■ Given exercise
Using the data below, repeat all of it precisely.

■ Source material
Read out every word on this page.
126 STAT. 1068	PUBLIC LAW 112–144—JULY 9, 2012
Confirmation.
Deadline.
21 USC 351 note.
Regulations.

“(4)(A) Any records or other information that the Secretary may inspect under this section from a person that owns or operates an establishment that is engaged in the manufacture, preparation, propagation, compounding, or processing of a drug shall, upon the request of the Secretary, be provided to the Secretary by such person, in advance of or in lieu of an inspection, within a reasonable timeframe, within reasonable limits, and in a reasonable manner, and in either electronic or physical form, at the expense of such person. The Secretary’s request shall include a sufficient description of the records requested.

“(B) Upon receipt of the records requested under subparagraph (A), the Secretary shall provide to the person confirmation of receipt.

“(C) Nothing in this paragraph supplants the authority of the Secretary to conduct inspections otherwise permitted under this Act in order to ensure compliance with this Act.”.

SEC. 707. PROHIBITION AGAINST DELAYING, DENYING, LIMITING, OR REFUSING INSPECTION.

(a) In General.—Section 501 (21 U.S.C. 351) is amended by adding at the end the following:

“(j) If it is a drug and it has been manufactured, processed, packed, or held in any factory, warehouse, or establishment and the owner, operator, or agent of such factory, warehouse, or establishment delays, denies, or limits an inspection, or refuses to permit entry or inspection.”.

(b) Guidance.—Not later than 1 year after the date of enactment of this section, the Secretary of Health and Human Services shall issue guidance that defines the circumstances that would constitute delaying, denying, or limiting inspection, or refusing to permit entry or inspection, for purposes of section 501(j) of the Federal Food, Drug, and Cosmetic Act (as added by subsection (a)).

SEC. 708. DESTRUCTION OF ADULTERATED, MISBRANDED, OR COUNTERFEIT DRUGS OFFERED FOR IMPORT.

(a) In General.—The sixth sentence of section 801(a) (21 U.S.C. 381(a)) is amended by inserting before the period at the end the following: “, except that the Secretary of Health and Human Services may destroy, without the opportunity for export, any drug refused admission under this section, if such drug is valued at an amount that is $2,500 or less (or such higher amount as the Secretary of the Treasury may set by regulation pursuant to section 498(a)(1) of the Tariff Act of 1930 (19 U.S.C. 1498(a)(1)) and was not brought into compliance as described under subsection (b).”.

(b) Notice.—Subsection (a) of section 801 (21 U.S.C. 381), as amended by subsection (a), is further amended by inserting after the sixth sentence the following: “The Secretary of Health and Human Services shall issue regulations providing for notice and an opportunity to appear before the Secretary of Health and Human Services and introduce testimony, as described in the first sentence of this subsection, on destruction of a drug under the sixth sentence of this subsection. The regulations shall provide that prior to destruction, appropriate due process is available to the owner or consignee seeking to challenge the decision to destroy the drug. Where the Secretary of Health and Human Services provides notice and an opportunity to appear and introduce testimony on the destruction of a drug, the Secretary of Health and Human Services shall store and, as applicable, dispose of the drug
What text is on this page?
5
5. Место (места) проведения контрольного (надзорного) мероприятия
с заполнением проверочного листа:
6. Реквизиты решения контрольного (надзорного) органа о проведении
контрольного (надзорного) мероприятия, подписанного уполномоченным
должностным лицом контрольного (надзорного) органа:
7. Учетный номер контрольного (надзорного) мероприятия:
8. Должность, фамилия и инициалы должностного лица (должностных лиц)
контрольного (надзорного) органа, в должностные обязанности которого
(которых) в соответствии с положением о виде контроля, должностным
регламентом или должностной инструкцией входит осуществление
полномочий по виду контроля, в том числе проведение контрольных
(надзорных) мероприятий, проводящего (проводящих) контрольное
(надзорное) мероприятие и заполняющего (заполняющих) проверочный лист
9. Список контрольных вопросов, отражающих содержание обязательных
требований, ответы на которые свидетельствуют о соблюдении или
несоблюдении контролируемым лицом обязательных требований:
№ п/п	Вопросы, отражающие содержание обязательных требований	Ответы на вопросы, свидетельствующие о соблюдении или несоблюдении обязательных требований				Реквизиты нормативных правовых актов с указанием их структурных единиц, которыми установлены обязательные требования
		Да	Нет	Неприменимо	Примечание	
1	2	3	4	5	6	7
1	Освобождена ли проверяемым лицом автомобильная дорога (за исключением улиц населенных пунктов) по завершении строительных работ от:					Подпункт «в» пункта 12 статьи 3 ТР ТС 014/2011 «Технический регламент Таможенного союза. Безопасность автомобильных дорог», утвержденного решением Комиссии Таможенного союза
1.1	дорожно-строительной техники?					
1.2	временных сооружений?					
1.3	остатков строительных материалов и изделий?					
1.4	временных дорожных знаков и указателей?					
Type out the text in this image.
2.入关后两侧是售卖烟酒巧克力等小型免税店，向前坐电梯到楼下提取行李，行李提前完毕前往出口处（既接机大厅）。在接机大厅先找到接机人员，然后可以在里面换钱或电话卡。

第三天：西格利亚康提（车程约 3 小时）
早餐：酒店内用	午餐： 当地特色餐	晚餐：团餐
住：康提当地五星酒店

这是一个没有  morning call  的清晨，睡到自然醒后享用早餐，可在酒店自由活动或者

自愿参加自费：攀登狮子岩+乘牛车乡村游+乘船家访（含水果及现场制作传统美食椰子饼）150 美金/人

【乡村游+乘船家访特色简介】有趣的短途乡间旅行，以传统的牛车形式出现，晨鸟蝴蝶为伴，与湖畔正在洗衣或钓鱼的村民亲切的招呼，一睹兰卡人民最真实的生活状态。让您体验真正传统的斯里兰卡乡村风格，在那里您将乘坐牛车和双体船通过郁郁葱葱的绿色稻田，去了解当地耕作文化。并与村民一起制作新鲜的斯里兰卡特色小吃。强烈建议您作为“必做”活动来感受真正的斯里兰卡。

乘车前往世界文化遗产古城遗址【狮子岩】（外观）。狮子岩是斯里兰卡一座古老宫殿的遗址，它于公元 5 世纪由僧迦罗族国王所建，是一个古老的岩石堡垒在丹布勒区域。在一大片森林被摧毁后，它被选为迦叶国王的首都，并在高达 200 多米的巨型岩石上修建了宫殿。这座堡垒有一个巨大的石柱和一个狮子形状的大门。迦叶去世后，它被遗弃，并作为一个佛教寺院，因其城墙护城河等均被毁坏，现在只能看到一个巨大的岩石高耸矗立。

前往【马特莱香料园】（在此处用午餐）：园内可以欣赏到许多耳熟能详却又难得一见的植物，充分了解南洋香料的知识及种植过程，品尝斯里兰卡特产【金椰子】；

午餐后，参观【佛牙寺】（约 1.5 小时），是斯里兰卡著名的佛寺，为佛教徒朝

■ Answer
Read out every word on this page.
126 STAT. 1068	PUBLIC LAW 112–144—JULY 9, 2012
Confirmation.
Deadline.
21 USC 351 note.
Regulations.

“(4)(A) Any records or other information that the Secretary may inspect under this section from a person that owns or operates an establishment that is engaged in the manufacture, preparation, propagation, compounding, or processing of a drug shall, upon the request of the Secretary, be provided to the Secretary by such person, in advance of or in lieu of an inspection, within a reasonable timeframe, within reasonable limits, and in a reasonable manner, and in either electronic or physical form, at the expense of such person. The Secretary’s request shall include a sufficient description of the records requested.

“(B) Upon receipt of the records requested under subparagraph (A), the Secretary shall provide to the person confirmation of receipt.

“(C) Nothing in this paragraph supplants the authority of the Secretary to conduct inspections otherwise permitted under this Act in order to ensure compliance with this Act.”.

SEC. 707. PROHIBITION AGAINST DELAYING, DENYING, LIMITING, OR REFUSING INSPECTION.

(a) In General.—Section 501 (21 U.S.C. 351) is amended by adding at the end the following:

“(j) If it is a drug and it has been manufactured, processed, packed, or held in any factory, warehouse, or establishment and the owner, operator, or agent of such factory, warehouse, or establishment delays, denies, or limits an inspection, or refuses to permit entry or inspection.”.

(b) Guidance.—Not later than 1 year after the date of enactment of this section, the Secretary of Health and Human Services shall issue guidance that defines the circumstances that would constitute delaying, denying, or limiting inspection, or refusing to permit entry or inspection, for purposes of section 501(j) of the Federal Food, Drug, and Cosmetic Act (as added by subsection (a)).

SEC. 708. DESTRUCTION OF ADULTERATED, MISBRANDED, OR COUNTERFEIT DRUGS OFFERED FOR IMPORT.

(a) In General.—The sixth sentence of section 801(a) (21 U.S.C. 381(a)) is amended by inserting before the period at the end the following: “, except that the Secretary of Health and Human Services may destroy, without the opportunity for export, any drug refused admission under this section, if such drug is valued at an amount that is $2,500 or less (or such higher amount as the Secretary of the Treasury may set by regulation pursuant to section 498(a)(1) of the Tariff Act of 1930 (19 U.S.C. 1498(a)(1)) and was not brought into compliance as described under subsection (b).”.

(b) Notice.—Subsection (a) of section 801 (21 U.S.C. 381), as amended by subsection (a), is further amended by inserting after the sixth sentence the following: “The Secretary of Health and Human Services shall issue regulations providing for notice and an opportunity to appear before the Secretary of Health and Human Services and introduce testimony, as described in the first sentence of this subsection, on destruction of a drug under the sixth sentence of this subsection. The regulations shall provide that prior to destruction, appropriate due process is available to the owner or consignee seeking to challenge the decision to destroy the drug. Where the Secretary of Health and Human Services provides notice and an opportunity to appear and introduce testimony on the destruction of a drug, the Secretary of Health and Human Services shall store and, as applicable, dispose of the drug
What text is on this page?
5
5. Место (места) проведения контрольного (надзорного) мероприятия
с заполнением проверочного листа:
6. Реквизиты решения контрольного (надзорного) органа о проведении
контрольного (надзорного) мероприятия, подписанного уполномоченным
должностным лицом контрольного (надзорного) органа:
7. Учетный номер контрольного (надзорного) мероприятия:
8. Должность, фамилия и инициалы должностного лица (должностных лиц)
контрольного (надзорного) органа, в должностные обязанности которого
(которых) в соответствии с положением о виде контроля, должностным
регламентом или должностной инструкцией входит осуществление
полномочий по виду контроля, в том числе проведение контрольных
(надзорных) мероприятий, проводящего (проводящих) контрольное
(надзорное) мероприятие и заполняющего (заполняющих) проверочный лист
9. Список контрольных вопросов, отражающих содержание обязательных
требований, ответы на которые свидетельствуют о соблюдении или
несоблюдении контролируемым лицом обязательных требований:
№ п/п	Вопросы, отражающие содержание обязательных требований	Ответы на вопросы, свидетельствующие о соблюдении или несоблюдении обязательных требований				Реквизиты нормативных правовых актов с указанием их структурных единиц, которыми установлены обязательные требования
		Да	Нет	Неприменимо	Примечание	
1	2	3	4	5	6	7
1	Освобождена ли проверяемым лицом автомобильная дорога (за исключением улиц населенных пунктов) по завершении строительных работ от:					Подпункт «в» пункта 12 статьи 3 ТР ТС 014/2011 «Технический регламент Таможенного союза. Безопасность автомобильных дорог», утвержденного решением Комиссии Таможенного союза
1.1	дорожно-строительной техники?					
1.2	временных сооружений?					
1.3	остатков строительных материалов и изделий?					
1.4	временных дорожных знаков и указателей?					
Type out the text in this image.
2.入关后两侧是售卖烟酒巧克力等小型免税店，向前坐电梯到楼下提取行李，行李提前完毕前往出口处（既接机大厅）。在接机大厅先找到接机人员，然后可以在里面换钱或电话卡。

第三天：西格利亚康提（车程约 3 小时）
早餐：酒店内用	午餐： 当地特色餐	晚餐：团餐
住：康提当地五星酒店

这是一个没有  morning call  的清晨，睡到自然醒后享用早餐，可在酒店自由活动或者

自愿参加自费：攀登狮子岩+乘牛车乡村游+乘船家访（含水果及现场制作传统美食椰子饼）150 美金/人

【乡村游+乘船家访特色简介】有趣的短途乡间旅行，以传统的牛车形式出现，晨鸟蝴蝶为伴，与湖畔正在洗衣或钓鱼的村民亲切的招呼，一睹兰卡人民最真实的生活状态。让您体验真正传统的斯里兰卡乡村风格，在那里您将乘坐牛车和双体船通过郁郁葱葱的绿色稻田，去了解当地耕作文化。并与村民一起制作新鲜的斯里兰卡特色小吃。强烈建议您作为“必做”活动来感受真正的斯里兰卡。

乘车前往世界文化遗产古城遗址【狮子岩】（外观）。狮子岩是斯里兰卡一座古老宫殿的遗址，它于公元 5 世纪由僧迦罗族国王所建，是一个古老的岩石堡垒在丹布勒区域。在一大片森林被摧毁后，它被选为迦叶国王的首都，并在高达 200 多米的巨型岩石上修建了宫殿。这座堡垒有一个巨大的石柱和一个狮子形状的大门。迦叶去世后，它被遗弃，并作为一个佛教寺院，因其城墙护城河等均被毁坏，现在只能看到一个巨大的岩石高耸矗立。

前往【马特莱香料园】（在此处用午餐）：园内可以欣赏到许多耳熟能详却又难得一见的植物，充分了解南洋香料的知识及种植过程，品尝斯里兰卡特产【金椰子】；

午餐后，参观【佛牙寺】（约 1.5 小时），是斯里兰卡著名的佛寺，为佛教徒朝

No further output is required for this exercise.